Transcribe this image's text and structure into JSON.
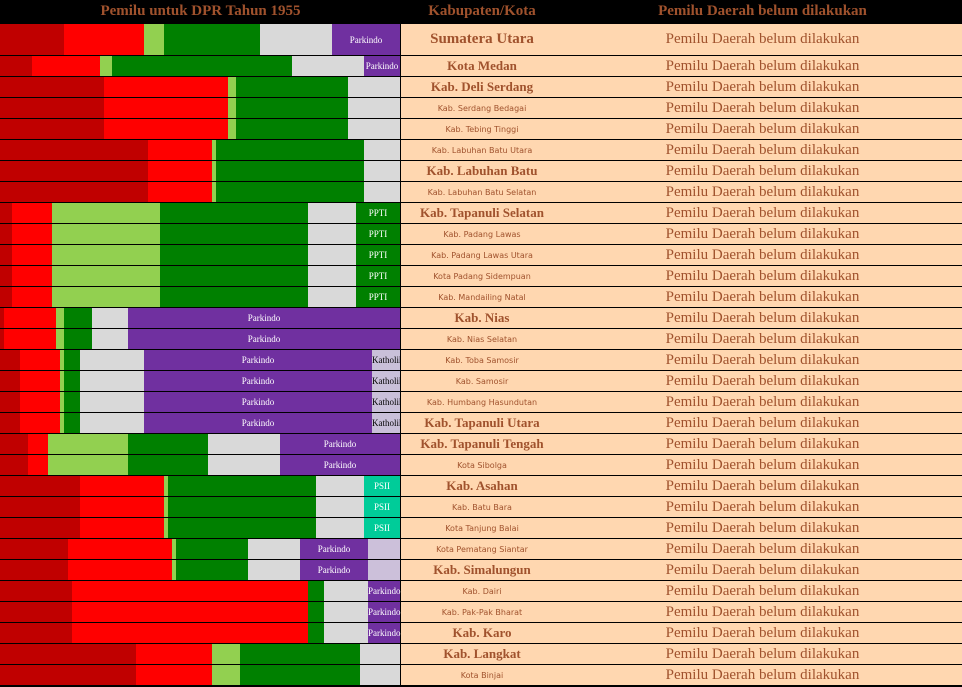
{
  "header": {
    "chart_title": "Pemilu untuk DPR Tahun 1955",
    "col_region": "Kabupaten/Kota",
    "col_status": "Pemilu Daerah belum dilakukan"
  },
  "colors": {
    "c1": "#c00000",
    "c2": "#ff0000",
    "c3": "#92d050",
    "c4": "#008000",
    "c5": "#d9d9d9",
    "parkindo": "#7030a0",
    "katholik": "#c9c0d9",
    "ppti": "#008000",
    "psii": "#00cc99",
    "pale": "#ccc0da"
  },
  "chart_data": {
    "type": "bar",
    "stacked": true,
    "title": "Pemilu untuk DPR Tahun 1955",
    "xlim": [
      0,
      100
    ],
    "rows": [
      {
        "region": "Sumatera Utara",
        "style": "head",
        "status": "Pemilu Daerah belum dilakukan",
        "segments": [
          {
            "c": "c1",
            "v": 16
          },
          {
            "c": "c2",
            "v": 20
          },
          {
            "c": "c3",
            "v": 5
          },
          {
            "c": "c4",
            "v": 24
          },
          {
            "c": "c5",
            "v": 18
          },
          {
            "c": "parkindo",
            "v": 17,
            "label": "Parkindo"
          }
        ]
      },
      {
        "region": "Kota Medan",
        "style": "big",
        "status": "Pemilu Daerah belum dilakukan",
        "segments": [
          {
            "c": "c1",
            "v": 8
          },
          {
            "c": "c2",
            "v": 17
          },
          {
            "c": "c3",
            "v": 3
          },
          {
            "c": "c4",
            "v": 45
          },
          {
            "c": "c5",
            "v": 18
          },
          {
            "c": "parkindo",
            "v": 9,
            "label": "Parkindo"
          }
        ]
      },
      {
        "region": "Kab. Deli Serdang",
        "style": "big",
        "status": "Pemilu Daerah belum dilakukan",
        "segments": [
          {
            "c": "c1",
            "v": 26
          },
          {
            "c": "c2",
            "v": 31
          },
          {
            "c": "c3",
            "v": 2
          },
          {
            "c": "c4",
            "v": 28
          },
          {
            "c": "c5",
            "v": 13
          }
        ]
      },
      {
        "region": "Kab. Serdang Bedagai",
        "style": "small",
        "status": "Pemilu Daerah belum dilakukan",
        "segments": [
          {
            "c": "c1",
            "v": 26
          },
          {
            "c": "c2",
            "v": 31
          },
          {
            "c": "c3",
            "v": 2
          },
          {
            "c": "c4",
            "v": 28
          },
          {
            "c": "c5",
            "v": 13
          }
        ]
      },
      {
        "region": "Kab. Tebing Tinggi",
        "style": "small",
        "status": "Pemilu Daerah belum dilakukan",
        "segments": [
          {
            "c": "c1",
            "v": 26
          },
          {
            "c": "c2",
            "v": 31
          },
          {
            "c": "c3",
            "v": 2
          },
          {
            "c": "c4",
            "v": 28
          },
          {
            "c": "c5",
            "v": 13
          }
        ]
      },
      {
        "region": "Kab. Labuhan Batu Utara",
        "style": "small",
        "status": "Pemilu Daerah belum dilakukan",
        "segments": [
          {
            "c": "c1",
            "v": 37
          },
          {
            "c": "c2",
            "v": 16
          },
          {
            "c": "c3",
            "v": 1
          },
          {
            "c": "c4",
            "v": 37
          },
          {
            "c": "c5",
            "v": 9
          }
        ]
      },
      {
        "region": "Kab. Labuhan Batu",
        "style": "big",
        "status": "Pemilu Daerah belum dilakukan",
        "segments": [
          {
            "c": "c1",
            "v": 37
          },
          {
            "c": "c2",
            "v": 16
          },
          {
            "c": "c3",
            "v": 1
          },
          {
            "c": "c4",
            "v": 37
          },
          {
            "c": "c5",
            "v": 9
          }
        ]
      },
      {
        "region": "Kab. Labuhan Batu Selatan",
        "style": "small",
        "status": "Pemilu Daerah belum dilakukan",
        "segments": [
          {
            "c": "c1",
            "v": 37
          },
          {
            "c": "c2",
            "v": 16
          },
          {
            "c": "c3",
            "v": 1
          },
          {
            "c": "c4",
            "v": 37
          },
          {
            "c": "c5",
            "v": 9
          }
        ]
      },
      {
        "region": "Kab. Tapanuli Selatan",
        "style": "big",
        "status": "Pemilu Daerah belum dilakukan",
        "segments": [
          {
            "c": "c1",
            "v": 3
          },
          {
            "c": "c2",
            "v": 10
          },
          {
            "c": "c3",
            "v": 27
          },
          {
            "c": "c4",
            "v": 37
          },
          {
            "c": "c5",
            "v": 12
          },
          {
            "c": "ppti",
            "v": 11,
            "label": "PPTI"
          }
        ]
      },
      {
        "region": "Kab. Padang Lawas",
        "style": "small",
        "status": "Pemilu Daerah belum dilakukan",
        "segments": [
          {
            "c": "c1",
            "v": 3
          },
          {
            "c": "c2",
            "v": 10
          },
          {
            "c": "c3",
            "v": 27
          },
          {
            "c": "c4",
            "v": 37
          },
          {
            "c": "c5",
            "v": 12
          },
          {
            "c": "ppti",
            "v": 11,
            "label": "PPTI"
          }
        ]
      },
      {
        "region": "Kab. Padang Lawas Utara",
        "style": "small",
        "status": "Pemilu Daerah belum dilakukan",
        "segments": [
          {
            "c": "c1",
            "v": 3
          },
          {
            "c": "c2",
            "v": 10
          },
          {
            "c": "c3",
            "v": 27
          },
          {
            "c": "c4",
            "v": 37
          },
          {
            "c": "c5",
            "v": 12
          },
          {
            "c": "ppti",
            "v": 11,
            "label": "PPTI"
          }
        ]
      },
      {
        "region": "Kota Padang Sidempuan",
        "style": "small",
        "status": "Pemilu Daerah belum dilakukan",
        "segments": [
          {
            "c": "c1",
            "v": 3
          },
          {
            "c": "c2",
            "v": 10
          },
          {
            "c": "c3",
            "v": 27
          },
          {
            "c": "c4",
            "v": 37
          },
          {
            "c": "c5",
            "v": 12
          },
          {
            "c": "ppti",
            "v": 11,
            "label": "PPTI"
          }
        ]
      },
      {
        "region": "Kab. Mandailing Natal",
        "style": "small",
        "status": "Pemilu Daerah belum dilakukan",
        "segments": [
          {
            "c": "c1",
            "v": 3
          },
          {
            "c": "c2",
            "v": 10
          },
          {
            "c": "c3",
            "v": 27
          },
          {
            "c": "c4",
            "v": 37
          },
          {
            "c": "c5",
            "v": 12
          },
          {
            "c": "ppti",
            "v": 11,
            "label": "PPTI"
          }
        ]
      },
      {
        "region": "Kab. Nias",
        "style": "big",
        "status": "Pemilu Daerah belum dilakukan",
        "segments": [
          {
            "c": "c1",
            "v": 1
          },
          {
            "c": "c2",
            "v": 13
          },
          {
            "c": "c3",
            "v": 2
          },
          {
            "c": "c4",
            "v": 7
          },
          {
            "c": "c5",
            "v": 9
          },
          {
            "c": "parkindo",
            "v": 68,
            "label": "Parkindo"
          }
        ]
      },
      {
        "region": "Kab. Nias Selatan",
        "style": "small",
        "status": "Pemilu Daerah belum dilakukan",
        "segments": [
          {
            "c": "c1",
            "v": 1
          },
          {
            "c": "c2",
            "v": 13
          },
          {
            "c": "c3",
            "v": 2
          },
          {
            "c": "c4",
            "v": 7
          },
          {
            "c": "c5",
            "v": 9
          },
          {
            "c": "parkindo",
            "v": 68,
            "label": "Parkindo"
          }
        ]
      },
      {
        "region": "Kab. Toba Samosir",
        "style": "small",
        "status": "Pemilu Daerah belum dilakukan",
        "segments": [
          {
            "c": "c1",
            "v": 5
          },
          {
            "c": "c2",
            "v": 10
          },
          {
            "c": "c3",
            "v": 1
          },
          {
            "c": "c4",
            "v": 4
          },
          {
            "c": "c5",
            "v": 16
          },
          {
            "c": "parkindo",
            "v": 57,
            "label": "Parkindo"
          },
          {
            "c": "katholik",
            "v": 7,
            "label": "Katholik"
          }
        ]
      },
      {
        "region": "Kab. Samosir",
        "style": "small",
        "status": "Pemilu Daerah belum dilakukan",
        "segments": [
          {
            "c": "c1",
            "v": 5
          },
          {
            "c": "c2",
            "v": 10
          },
          {
            "c": "c3",
            "v": 1
          },
          {
            "c": "c4",
            "v": 4
          },
          {
            "c": "c5",
            "v": 16
          },
          {
            "c": "parkindo",
            "v": 57,
            "label": "Parkindo"
          },
          {
            "c": "katholik",
            "v": 7,
            "label": "Katholik"
          }
        ]
      },
      {
        "region": "Kab. Humbang Hasundutan",
        "style": "small",
        "status": "Pemilu Daerah belum dilakukan",
        "segments": [
          {
            "c": "c1",
            "v": 5
          },
          {
            "c": "c2",
            "v": 10
          },
          {
            "c": "c3",
            "v": 1
          },
          {
            "c": "c4",
            "v": 4
          },
          {
            "c": "c5",
            "v": 16
          },
          {
            "c": "parkindo",
            "v": 57,
            "label": "Parkindo"
          },
          {
            "c": "katholik",
            "v": 7,
            "label": "Katholik"
          }
        ]
      },
      {
        "region": "Kab. Tapanuli Utara",
        "style": "big",
        "status": "Pemilu Daerah belum dilakukan",
        "segments": [
          {
            "c": "c1",
            "v": 5
          },
          {
            "c": "c2",
            "v": 10
          },
          {
            "c": "c3",
            "v": 1
          },
          {
            "c": "c4",
            "v": 4
          },
          {
            "c": "c5",
            "v": 16
          },
          {
            "c": "parkindo",
            "v": 57,
            "label": "Parkindo"
          },
          {
            "c": "katholik",
            "v": 7,
            "label": "Katholik"
          }
        ]
      },
      {
        "region": "Kab. Tapanuli Tengah",
        "style": "big",
        "status": "Pemilu Daerah belum dilakukan",
        "segments": [
          {
            "c": "c1",
            "v": 7
          },
          {
            "c": "c2",
            "v": 5
          },
          {
            "c": "c3",
            "v": 20
          },
          {
            "c": "c4",
            "v": 20
          },
          {
            "c": "c5",
            "v": 18
          },
          {
            "c": "parkindo",
            "v": 30,
            "label": "Parkindo"
          }
        ]
      },
      {
        "region": "Kota Sibolga",
        "style": "small",
        "status": "Pemilu Daerah belum dilakukan",
        "segments": [
          {
            "c": "c1",
            "v": 7
          },
          {
            "c": "c2",
            "v": 5
          },
          {
            "c": "c3",
            "v": 20
          },
          {
            "c": "c4",
            "v": 20
          },
          {
            "c": "c5",
            "v": 18
          },
          {
            "c": "parkindo",
            "v": 30,
            "label": "Parkindo"
          }
        ]
      },
      {
        "region": "Kab. Asahan",
        "style": "big",
        "status": "Pemilu Daerah belum dilakukan",
        "segments": [
          {
            "c": "c1",
            "v": 20
          },
          {
            "c": "c2",
            "v": 21
          },
          {
            "c": "c3",
            "v": 1
          },
          {
            "c": "c4",
            "v": 37
          },
          {
            "c": "c5",
            "v": 12
          },
          {
            "c": "psii",
            "v": 9,
            "label": "PSII"
          }
        ]
      },
      {
        "region": "Kab. Batu Bara",
        "style": "small",
        "status": "Pemilu Daerah belum dilakukan",
        "segments": [
          {
            "c": "c1",
            "v": 20
          },
          {
            "c": "c2",
            "v": 21
          },
          {
            "c": "c3",
            "v": 1
          },
          {
            "c": "c4",
            "v": 37
          },
          {
            "c": "c5",
            "v": 12
          },
          {
            "c": "psii",
            "v": 9,
            "label": "PSII"
          }
        ]
      },
      {
        "region": "Kota Tanjung Balai",
        "style": "small",
        "status": "Pemilu Daerah belum dilakukan",
        "segments": [
          {
            "c": "c1",
            "v": 20
          },
          {
            "c": "c2",
            "v": 21
          },
          {
            "c": "c3",
            "v": 1
          },
          {
            "c": "c4",
            "v": 37
          },
          {
            "c": "c5",
            "v": 12
          },
          {
            "c": "psii",
            "v": 9,
            "label": "PSII"
          }
        ]
      },
      {
        "region": "Kota Pematang Siantar",
        "style": "small",
        "status": "Pemilu Daerah belum dilakukan",
        "segments": [
          {
            "c": "c1",
            "v": 17
          },
          {
            "c": "c2",
            "v": 26
          },
          {
            "c": "c3",
            "v": 1
          },
          {
            "c": "c4",
            "v": 18
          },
          {
            "c": "c5",
            "v": 13
          },
          {
            "c": "parkindo",
            "v": 17,
            "label": "Parkindo"
          },
          {
            "c": "pale",
            "v": 8
          }
        ]
      },
      {
        "region": "Kab. Simalungun",
        "style": "big",
        "status": "Pemilu Daerah belum dilakukan",
        "segments": [
          {
            "c": "c1",
            "v": 17
          },
          {
            "c": "c2",
            "v": 26
          },
          {
            "c": "c3",
            "v": 1
          },
          {
            "c": "c4",
            "v": 18
          },
          {
            "c": "c5",
            "v": 13
          },
          {
            "c": "parkindo",
            "v": 17,
            "label": "Parkindo"
          },
          {
            "c": "pale",
            "v": 8
          }
        ]
      },
      {
        "region": "Kab. Dairi",
        "style": "small",
        "status": "Pemilu Daerah belum dilakukan",
        "segments": [
          {
            "c": "c1",
            "v": 18
          },
          {
            "c": "c2",
            "v": 59
          },
          {
            "c": "c4",
            "v": 4
          },
          {
            "c": "c5",
            "v": 11
          },
          {
            "c": "parkindo",
            "v": 8,
            "label": "Parkindo"
          }
        ]
      },
      {
        "region": "Kab. Pak-Pak Bharat",
        "style": "small",
        "status": "Pemilu Daerah belum dilakukan",
        "segments": [
          {
            "c": "c1",
            "v": 18
          },
          {
            "c": "c2",
            "v": 59
          },
          {
            "c": "c4",
            "v": 4
          },
          {
            "c": "c5",
            "v": 11
          },
          {
            "c": "parkindo",
            "v": 8,
            "label": "Parkindo"
          }
        ]
      },
      {
        "region": "Kab. Karo",
        "style": "big",
        "status": "Pemilu Daerah belum dilakukan",
        "segments": [
          {
            "c": "c1",
            "v": 18
          },
          {
            "c": "c2",
            "v": 59
          },
          {
            "c": "c4",
            "v": 4
          },
          {
            "c": "c5",
            "v": 11
          },
          {
            "c": "parkindo",
            "v": 8,
            "label": "Parkindo"
          }
        ]
      },
      {
        "region": "Kab. Langkat",
        "style": "big",
        "status": "Pemilu Daerah belum dilakukan",
        "segments": [
          {
            "c": "c1",
            "v": 34
          },
          {
            "c": "c2",
            "v": 19
          },
          {
            "c": "c3",
            "v": 7
          },
          {
            "c": "c4",
            "v": 30
          },
          {
            "c": "c5",
            "v": 10
          }
        ]
      },
      {
        "region": "Kota Binjai",
        "style": "small",
        "status": "Pemilu Daerah belum dilakukan",
        "segments": [
          {
            "c": "c1",
            "v": 34
          },
          {
            "c": "c2",
            "v": 19
          },
          {
            "c": "c3",
            "v": 7
          },
          {
            "c": "c4",
            "v": 30
          },
          {
            "c": "c5",
            "v": 10
          }
        ]
      }
    ]
  }
}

What is required>
Collect every line with the string "Serdang" from the records, and copy each.

Answer in full>
        "region": "Kab. Deli Serdang",
        "region": "Kab. Serdang Bedagai",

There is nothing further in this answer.